Exercise
Select every line containing the word "maintain" from the material, and copy those lines.

• • •

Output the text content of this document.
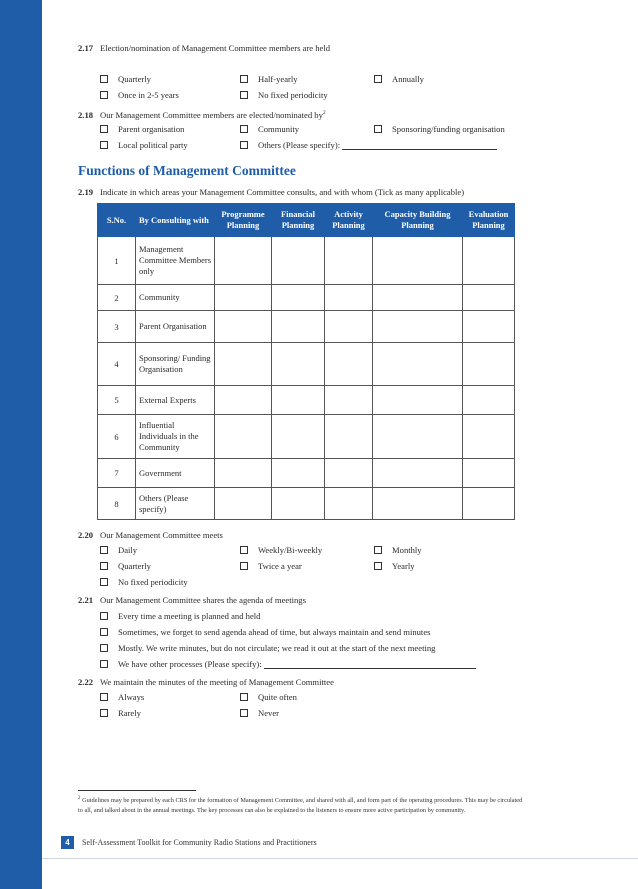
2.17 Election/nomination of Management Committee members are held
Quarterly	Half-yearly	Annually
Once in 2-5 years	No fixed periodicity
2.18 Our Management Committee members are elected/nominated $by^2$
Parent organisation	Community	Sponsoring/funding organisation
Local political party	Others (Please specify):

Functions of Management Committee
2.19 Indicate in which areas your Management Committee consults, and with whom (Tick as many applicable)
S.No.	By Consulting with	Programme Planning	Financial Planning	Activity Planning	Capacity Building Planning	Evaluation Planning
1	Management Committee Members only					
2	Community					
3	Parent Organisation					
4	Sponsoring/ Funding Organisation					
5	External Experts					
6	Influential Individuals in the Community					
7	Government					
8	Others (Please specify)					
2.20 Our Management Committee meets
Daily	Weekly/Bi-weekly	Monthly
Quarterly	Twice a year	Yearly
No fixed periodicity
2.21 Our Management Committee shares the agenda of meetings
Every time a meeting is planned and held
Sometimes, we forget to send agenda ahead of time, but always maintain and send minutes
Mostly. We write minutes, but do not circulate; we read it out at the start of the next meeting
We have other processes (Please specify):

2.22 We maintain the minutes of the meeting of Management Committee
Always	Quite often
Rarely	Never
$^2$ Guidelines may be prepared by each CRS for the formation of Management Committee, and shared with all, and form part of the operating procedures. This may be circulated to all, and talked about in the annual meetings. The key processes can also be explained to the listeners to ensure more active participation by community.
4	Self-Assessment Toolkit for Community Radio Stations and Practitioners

• • •

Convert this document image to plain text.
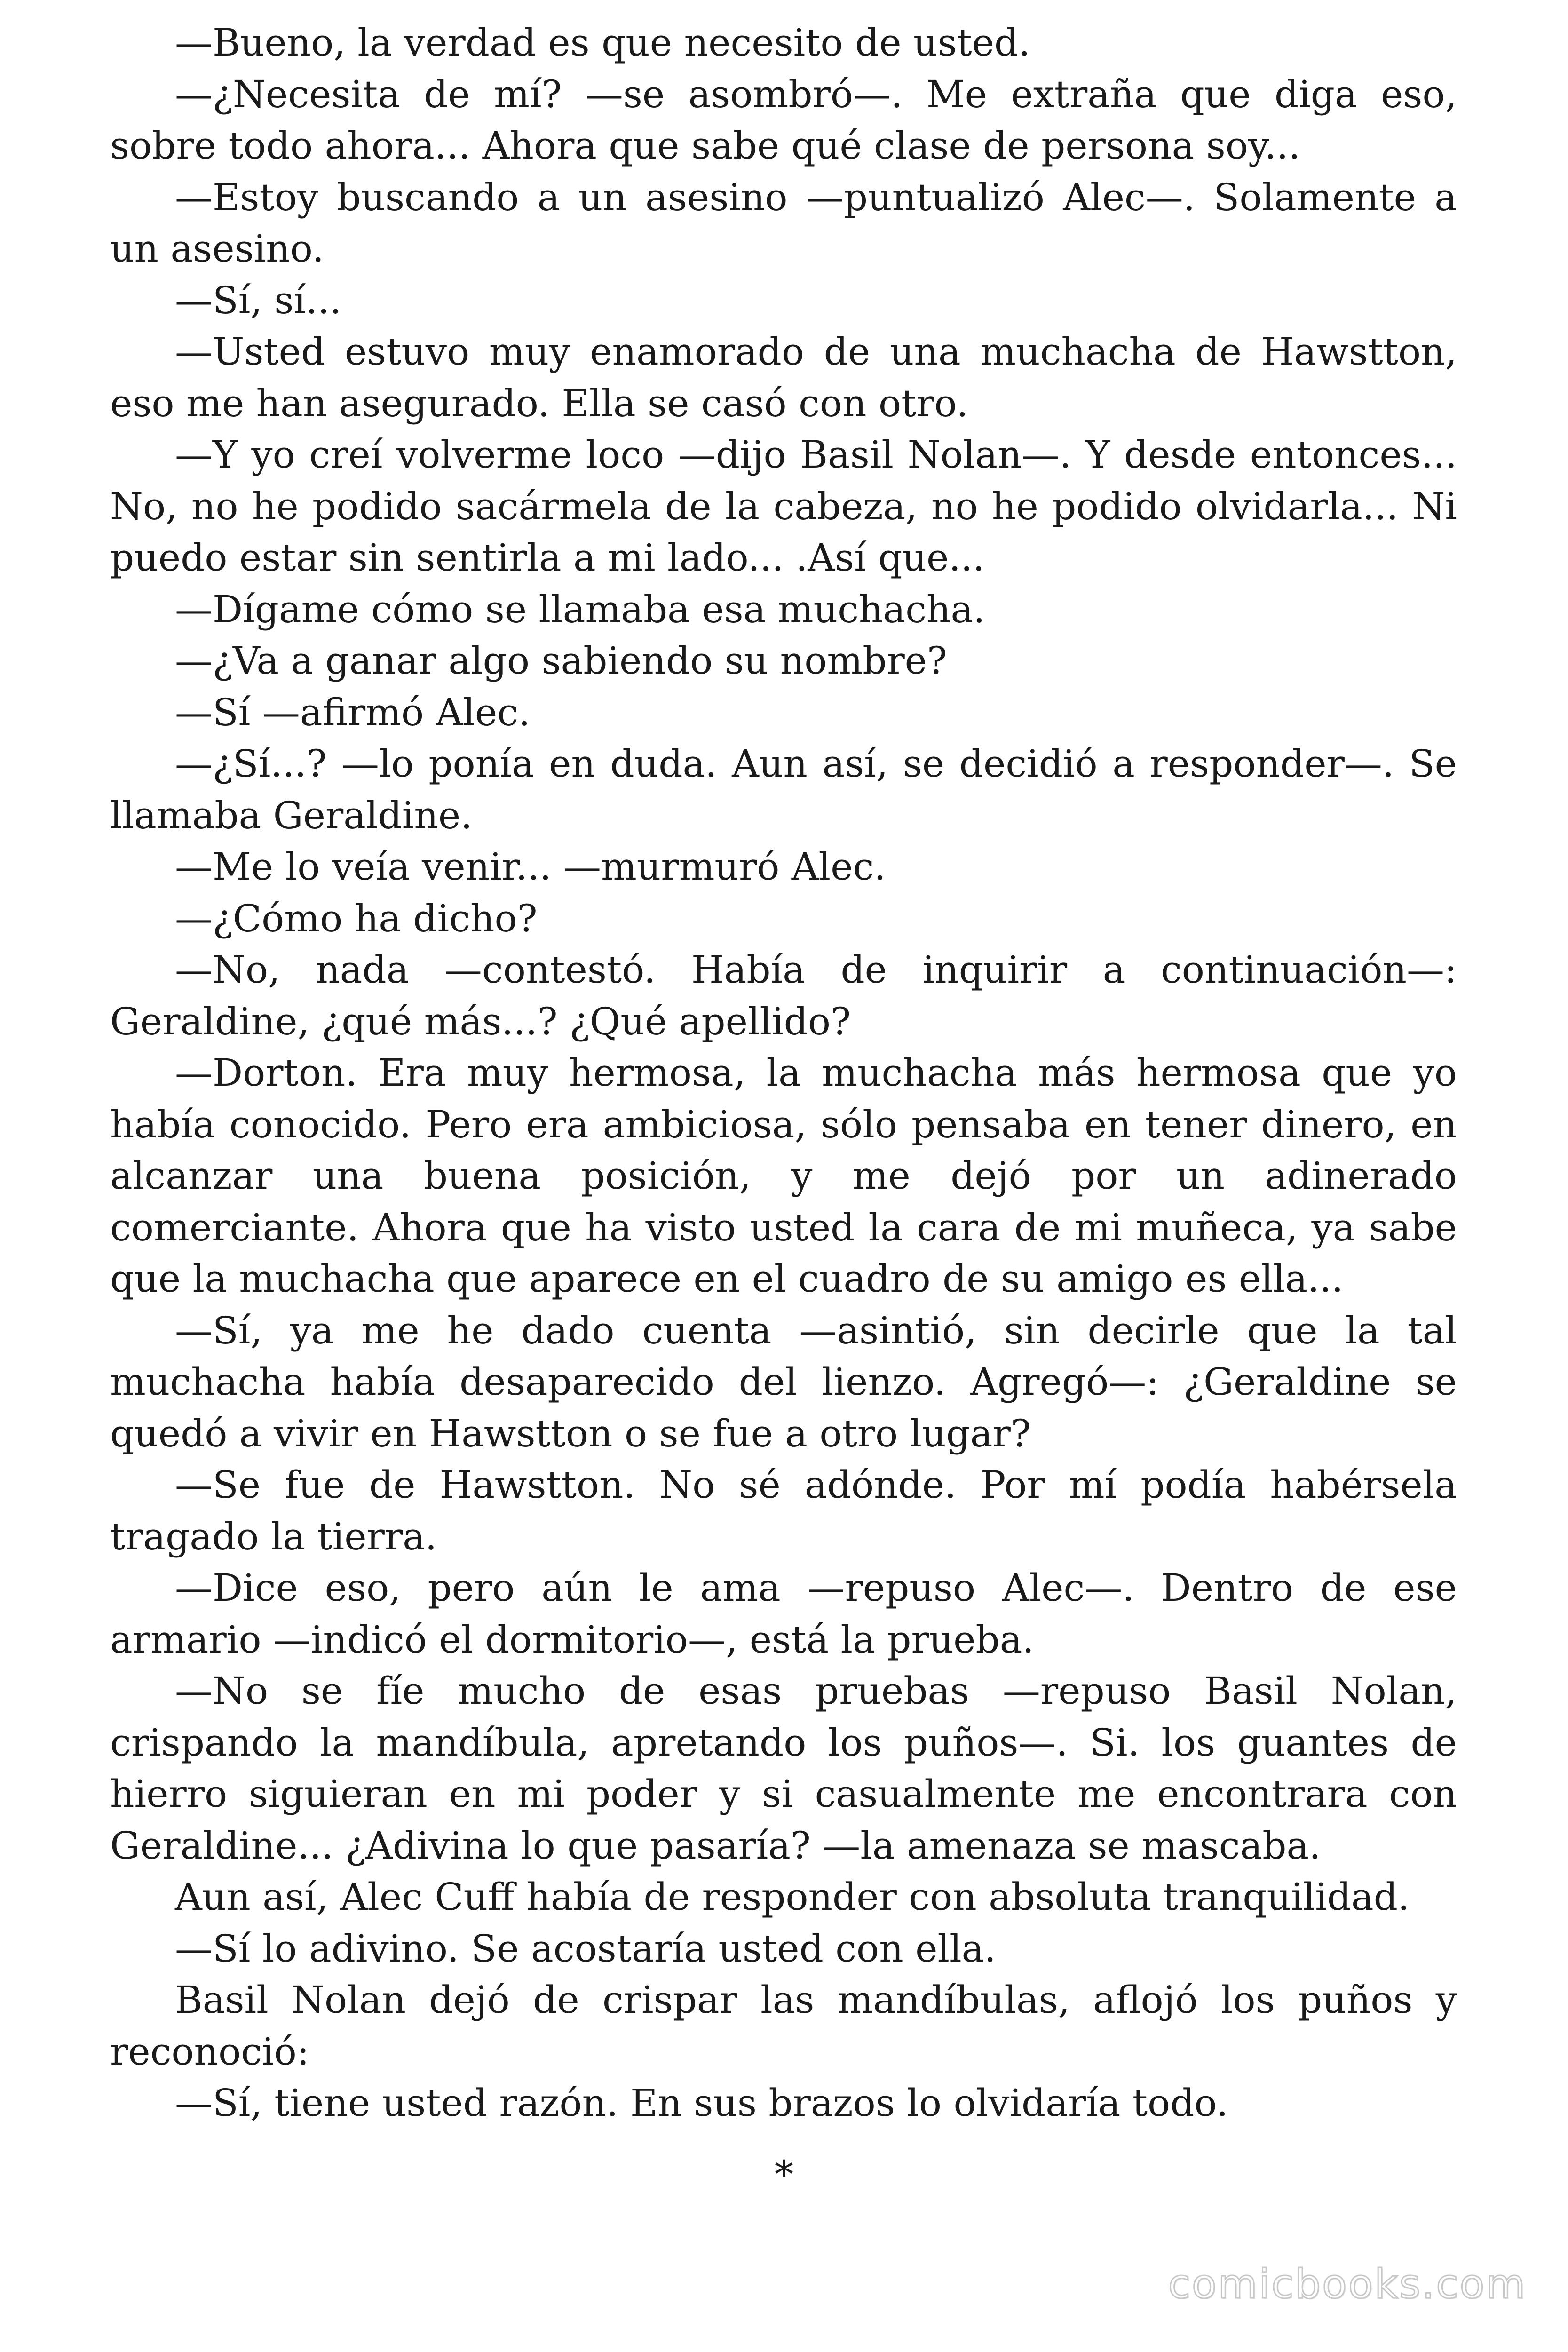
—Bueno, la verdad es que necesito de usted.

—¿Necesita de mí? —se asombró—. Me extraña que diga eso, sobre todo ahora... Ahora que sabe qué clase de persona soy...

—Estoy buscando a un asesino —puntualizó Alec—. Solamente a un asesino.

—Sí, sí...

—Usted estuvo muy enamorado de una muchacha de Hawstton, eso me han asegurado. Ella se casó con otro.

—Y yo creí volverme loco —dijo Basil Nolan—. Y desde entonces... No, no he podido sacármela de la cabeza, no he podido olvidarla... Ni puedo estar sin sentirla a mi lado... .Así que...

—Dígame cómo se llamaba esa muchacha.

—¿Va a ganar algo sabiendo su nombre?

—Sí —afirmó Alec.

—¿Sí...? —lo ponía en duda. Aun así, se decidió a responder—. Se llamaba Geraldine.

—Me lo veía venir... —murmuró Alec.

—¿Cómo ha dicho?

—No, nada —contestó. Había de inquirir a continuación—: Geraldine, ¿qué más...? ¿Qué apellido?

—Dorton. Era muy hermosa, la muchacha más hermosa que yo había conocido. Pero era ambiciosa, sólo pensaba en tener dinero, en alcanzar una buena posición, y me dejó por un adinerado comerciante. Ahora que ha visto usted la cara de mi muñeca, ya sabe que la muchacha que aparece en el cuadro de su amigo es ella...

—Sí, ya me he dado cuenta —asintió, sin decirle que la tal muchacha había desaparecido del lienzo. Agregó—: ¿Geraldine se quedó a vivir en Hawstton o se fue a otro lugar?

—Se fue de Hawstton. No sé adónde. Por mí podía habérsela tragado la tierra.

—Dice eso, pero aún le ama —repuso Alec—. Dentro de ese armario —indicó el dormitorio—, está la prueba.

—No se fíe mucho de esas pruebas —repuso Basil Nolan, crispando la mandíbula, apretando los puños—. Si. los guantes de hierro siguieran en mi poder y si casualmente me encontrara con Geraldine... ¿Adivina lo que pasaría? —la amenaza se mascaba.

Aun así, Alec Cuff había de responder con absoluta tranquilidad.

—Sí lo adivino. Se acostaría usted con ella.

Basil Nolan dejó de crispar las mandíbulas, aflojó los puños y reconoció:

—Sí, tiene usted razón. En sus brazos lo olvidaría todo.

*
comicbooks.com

• • •

Task output
Sometimes, we forget to send agenda ahead of time, but always maintain and send minutes
2.22 We maintain the minutes of the meeting of Management Committee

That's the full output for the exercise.